──────── LISTED RECORDS

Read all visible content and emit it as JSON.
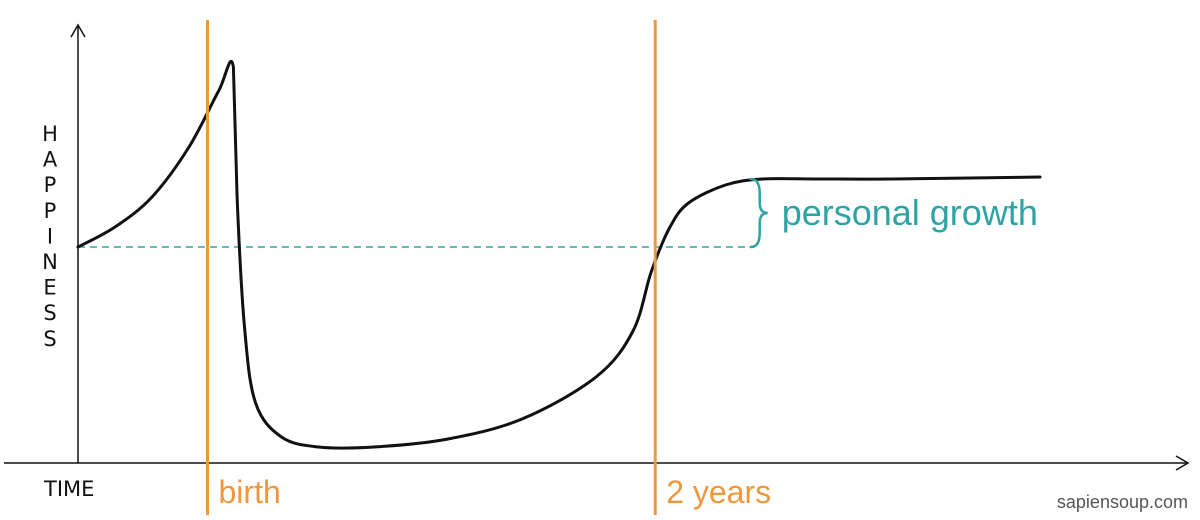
{
  "chart_data": {
    "type": "line",
    "ylabel": "HAPPINESS",
    "xlabel": "TIME",
    "grid": false,
    "legend": "none",
    "series": [
      {
        "color": "#111111",
        "x": [
          0,
          10,
          20,
          30,
          38,
          42,
          43,
          45,
          48,
          55,
          65,
          80,
          100,
          120,
          140,
          150,
          155,
          160,
          165,
          175,
          185,
          200,
          220,
          260
        ],
        "y": [
          100,
          110,
          125,
          150,
          178,
          190,
          125,
          60,
          22,
          5,
          0,
          0,
          4,
          14,
          35,
          58,
          88,
          110,
          122,
          131,
          134,
          134,
          134,
          135
        ]
      }
    ],
    "xlim": [
      0,
      270
    ],
    "ylim": [
      -8,
      205
    ],
    "baseline": {
      "y": 100,
      "x_end": 181,
      "color": "#2ea3a3"
    },
    "markers": [
      {
        "x": 35,
        "label": "birth",
        "color": "#f0963c"
      },
      {
        "x": 156,
        "label": "2 years",
        "color": "#f0963c"
      }
    ],
    "annotation": {
      "label": "personal growth",
      "color": "#2ea3a3",
      "from_y": 100,
      "to_y": 134
    },
    "credit": "sapiensoup.com",
    "axis_color": "#111111",
    "curve_color": "#111111"
  }
}
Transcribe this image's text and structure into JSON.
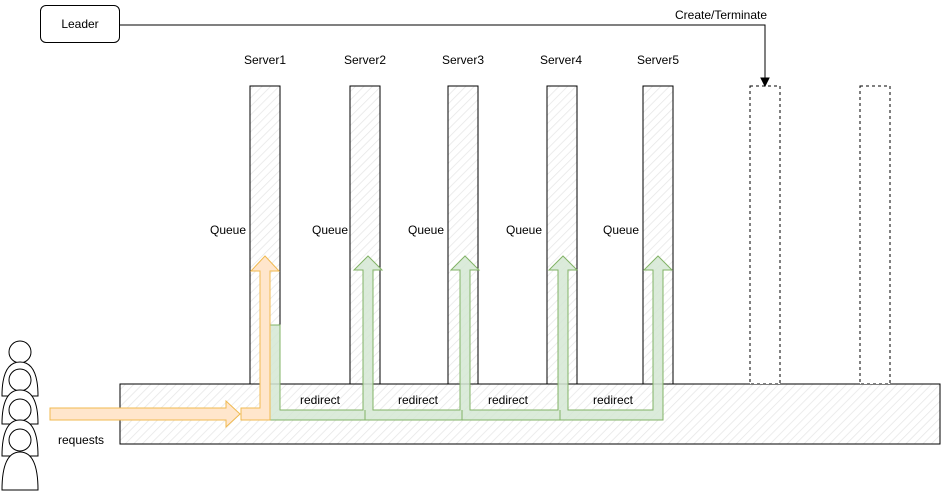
{
  "leader": {
    "label": "Leader"
  },
  "create_terminate": "Create/Terminate",
  "servers": [
    {
      "name": "Server1",
      "queue": "Queue"
    },
    {
      "name": "Server2",
      "queue": "Queue"
    },
    {
      "name": "Server3",
      "queue": "Queue"
    },
    {
      "name": "Server4",
      "queue": "Queue"
    },
    {
      "name": "Server5",
      "queue": "Queue"
    }
  ],
  "redirects": [
    "redirect",
    "redirect",
    "redirect",
    "redirect"
  ],
  "requests_label": "requests",
  "colors": {
    "orange_fill": "#ffe6cc",
    "orange_stroke": "#f0b94f",
    "green_fill": "#d5e8d4",
    "green_stroke": "#82b366",
    "hatch": "#e6e6e6"
  }
}
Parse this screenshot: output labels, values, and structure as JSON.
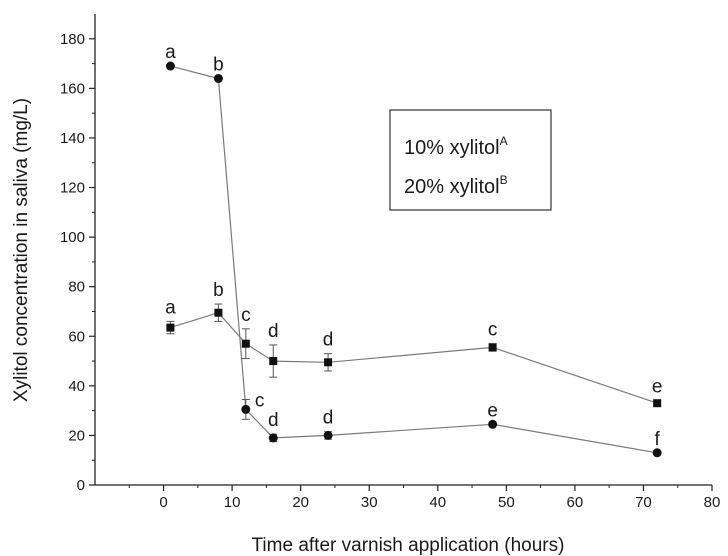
{
  "chart_data": {
    "type": "line",
    "xlabel": "Time after varnish application (hours)",
    "ylabel": "Xylitol concentration in saliva (mg/L)",
    "xlim": [
      -10,
      80
    ],
    "ylim": [
      0,
      190
    ],
    "xticks": [
      0,
      10,
      20,
      30,
      40,
      50,
      60,
      70,
      80
    ],
    "yticks": [
      0,
      20,
      40,
      60,
      80,
      100,
      120,
      140,
      160,
      180
    ],
    "grid": false,
    "legend_position": "top-right",
    "legend": [
      {
        "text": "10% xylitol",
        "sup": "A"
      },
      {
        "text": "20% xylitol",
        "sup": "B"
      }
    ],
    "x": [
      1,
      8,
      12,
      16,
      24,
      48,
      72
    ],
    "series": [
      {
        "marker": "square",
        "values": [
          63.5,
          69.5,
          57,
          50,
          49.5,
          55.5,
          33
        ],
        "errors": [
          2.5,
          3.5,
          6,
          6.5,
          3.5,
          1.5,
          1
        ],
        "labels": [
          "a",
          "b",
          "c",
          "d",
          "d",
          "c",
          "e"
        ]
      },
      {
        "marker": "circle",
        "values": [
          169,
          164,
          30.5,
          19,
          20,
          24.5,
          13
        ],
        "errors": [
          0,
          0,
          4,
          1.5,
          1.5,
          0,
          0
        ],
        "labels": [
          "a",
          "b",
          "c",
          "d",
          "d",
          "e",
          "f"
        ]
      }
    ],
    "colors": {
      "line": "#7a7a7a",
      "marker": "#111111",
      "axis": "#222222"
    }
  }
}
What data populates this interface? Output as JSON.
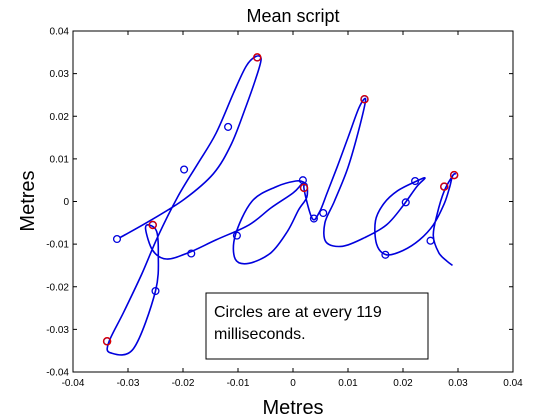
{
  "chart_data": {
    "type": "line",
    "title": "Mean script",
    "xlabel": "Metres",
    "ylabel": "Metres",
    "xlim": [
      -0.04,
      0.04
    ],
    "ylim": [
      -0.04,
      0.04
    ],
    "grid": false,
    "xticks": [
      "-0.04",
      "-0.03",
      "-0.02",
      "-0.01",
      "0",
      "0.01",
      "0.02",
      "0.03",
      "0.04"
    ],
    "yticks": [
      "-0.04",
      "-0.03",
      "-0.02",
      "-0.01",
      "0",
      "0.01",
      "0.02",
      "0.03",
      "0.04"
    ],
    "colors": {
      "trace": "#0000dd",
      "marker": "#0000dd",
      "highlight": "#dd0000"
    },
    "annotation": {
      "line1": "Circles are at every 119",
      "line2": "milliseconds."
    },
    "series": [
      {
        "points": [
          [
            -0.0315,
            -0.0085
          ],
          [
            -0.026,
            -0.0045
          ],
          [
            -0.0198,
            0.0005
          ],
          [
            -0.0145,
            0.0065
          ],
          [
            -0.0112,
            0.0135
          ],
          [
            -0.0085,
            0.0225
          ],
          [
            -0.0066,
            0.0295
          ],
          [
            -0.0058,
            0.0335
          ],
          [
            -0.0068,
            0.034
          ],
          [
            -0.0085,
            0.0318
          ],
          [
            -0.0108,
            0.0255
          ],
          [
            -0.014,
            0.016
          ],
          [
            -0.0175,
            0.0085
          ],
          [
            -0.021,
            0.001
          ],
          [
            -0.0245,
            -0.008
          ],
          [
            -0.0275,
            -0.017
          ],
          [
            -0.0308,
            -0.026
          ],
          [
            -0.0335,
            -0.033
          ],
          [
            -0.0332,
            -0.0355
          ],
          [
            -0.029,
            -0.0345
          ],
          [
            -0.025,
            -0.021
          ],
          [
            -0.0245,
            -0.012
          ],
          [
            -0.0248,
            -0.007
          ],
          [
            -0.0262,
            -0.0055
          ],
          [
            -0.0268,
            -0.0065
          ],
          [
            -0.0255,
            -0.0115
          ],
          [
            -0.023,
            -0.0135
          ],
          [
            -0.019,
            -0.012
          ],
          [
            -0.014,
            -0.009
          ],
          [
            -0.008,
            -0.0055
          ],
          [
            -0.004,
            -0.0015
          ],
          [
            0.0,
            0.002
          ],
          [
            0.0015,
            0.004
          ],
          [
            0.002,
            0.0045
          ],
          [
            0.0005,
            0.0048
          ],
          [
            -0.003,
            0.0035
          ],
          [
            -0.0075,
            0.0
          ],
          [
            -0.0105,
            -0.008
          ],
          [
            -0.0105,
            -0.0135
          ],
          [
            -0.008,
            -0.0145
          ],
          [
            -0.004,
            -0.012
          ],
          [
            -0.001,
            -0.007
          ],
          [
            0.001,
            -0.002
          ],
          [
            0.0025,
            0.001
          ],
          [
            0.0025,
            0.004
          ],
          [
            0.002,
            0.003
          ],
          [
            0.0035,
            -0.004
          ],
          [
            0.0048,
            -0.0025
          ],
          [
            0.0062,
            0.002
          ],
          [
            0.008,
            0.008
          ],
          [
            0.01,
            0.015
          ],
          [
            0.012,
            0.022
          ],
          [
            0.0132,
            0.024
          ],
          [
            0.0122,
            0.018
          ],
          [
            0.01,
            0.008
          ],
          [
            0.0075,
            0.0
          ],
          [
            0.0058,
            -0.005
          ],
          [
            0.006,
            -0.0095
          ],
          [
            0.009,
            -0.0105
          ],
          [
            0.013,
            -0.0085
          ],
          [
            0.017,
            -0.0055
          ],
          [
            0.02,
            -0.001
          ],
          [
            0.0225,
            0.0035
          ],
          [
            0.024,
            0.0055
          ],
          [
            0.0225,
            0.0048
          ],
          [
            0.019,
            0.0025
          ],
          [
            0.0165,
            -0.0005
          ],
          [
            0.015,
            -0.0045
          ],
          [
            0.0152,
            -0.01
          ],
          [
            0.017,
            -0.0125
          ],
          [
            0.02,
            -0.0115
          ],
          [
            0.023,
            -0.009
          ],
          [
            0.0255,
            -0.0055
          ],
          [
            0.0275,
            -0.0005
          ],
          [
            0.0285,
            0.0035
          ],
          [
            0.029,
            0.006
          ],
          [
            0.0295,
            0.0065
          ],
          [
            0.029,
            0.006
          ],
          [
            0.0275,
            0.0025
          ],
          [
            0.0262,
            -0.003
          ],
          [
            0.0255,
            -0.008
          ],
          [
            0.0265,
            -0.012
          ],
          [
            0.028,
            -0.014
          ],
          [
            0.029,
            -0.015
          ]
        ]
      }
    ],
    "markers": [
      [
        -0.032,
        -0.0088
      ],
      [
        -0.0255,
        -0.0055
      ],
      [
        -0.0198,
        0.0075
      ],
      [
        -0.0118,
        0.0175
      ],
      [
        -0.0065,
        0.0338
      ],
      [
        -0.025,
        -0.021
      ],
      [
        -0.0185,
        -0.0122
      ],
      [
        -0.0102,
        -0.008
      ],
      [
        -0.0338,
        -0.0328
      ],
      [
        0.0018,
        0.005
      ],
      [
        0.002,
        0.0032
      ],
      [
        0.0038,
        -0.004
      ],
      [
        0.0055,
        -0.0027
      ],
      [
        0.013,
        0.024
      ],
      [
        0.0168,
        -0.0125
      ],
      [
        0.0205,
        -0.0002
      ],
      [
        0.0222,
        0.0048
      ],
      [
        0.025,
        -0.0092
      ],
      [
        0.0275,
        0.0035
      ],
      [
        0.0293,
        0.0062
      ]
    ],
    "highlighted_markers": [
      [
        -0.0065,
        0.0338
      ],
      [
        -0.0255,
        -0.0055
      ],
      [
        -0.0338,
        -0.0328
      ],
      [
        0.002,
        0.0032
      ],
      [
        0.013,
        0.024
      ],
      [
        0.0275,
        0.0035
      ],
      [
        0.0293,
        0.0062
      ]
    ]
  }
}
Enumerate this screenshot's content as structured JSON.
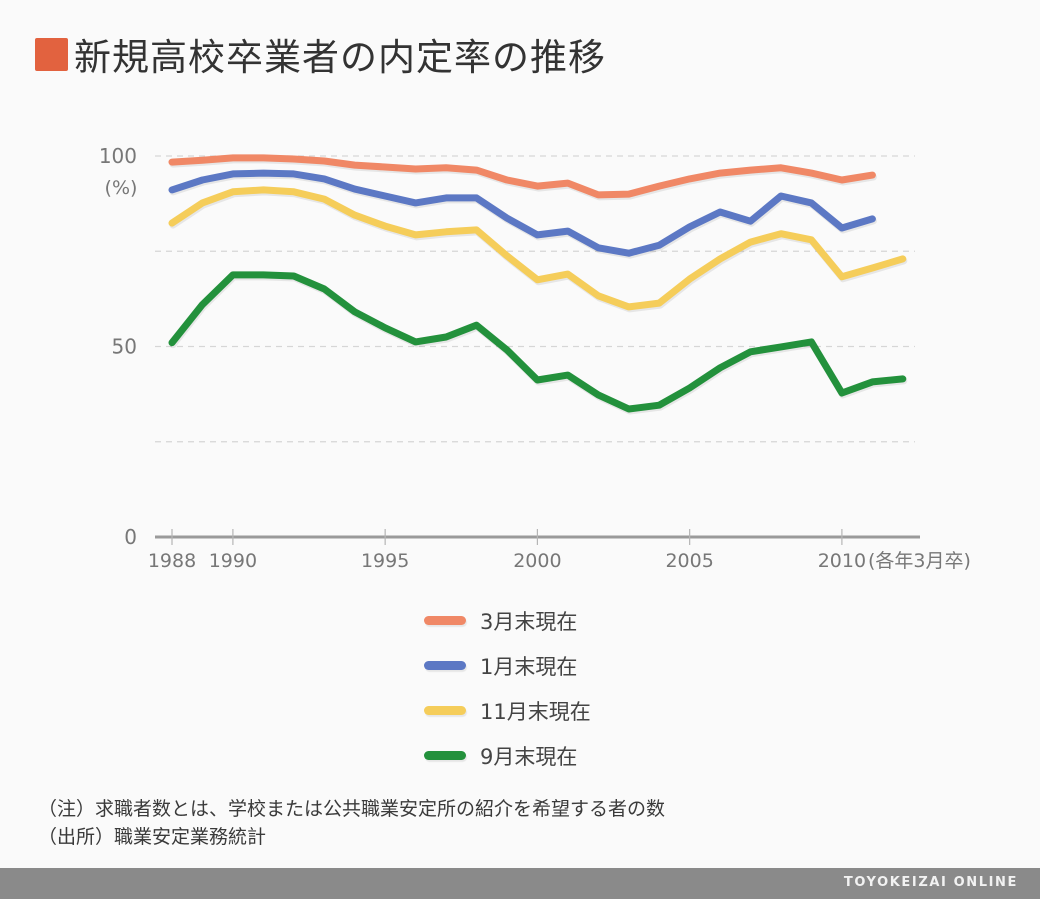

────────────────

→ TASK GOAL
Write out every line of the preceding listing that contains "ylabel".

→ REPLY TO THE TASK
    "ylabel": "HAPPINESS",
    "ylabel": "Xylitol concentration in saliva (mg/L)",
    "ylabel": "Metres",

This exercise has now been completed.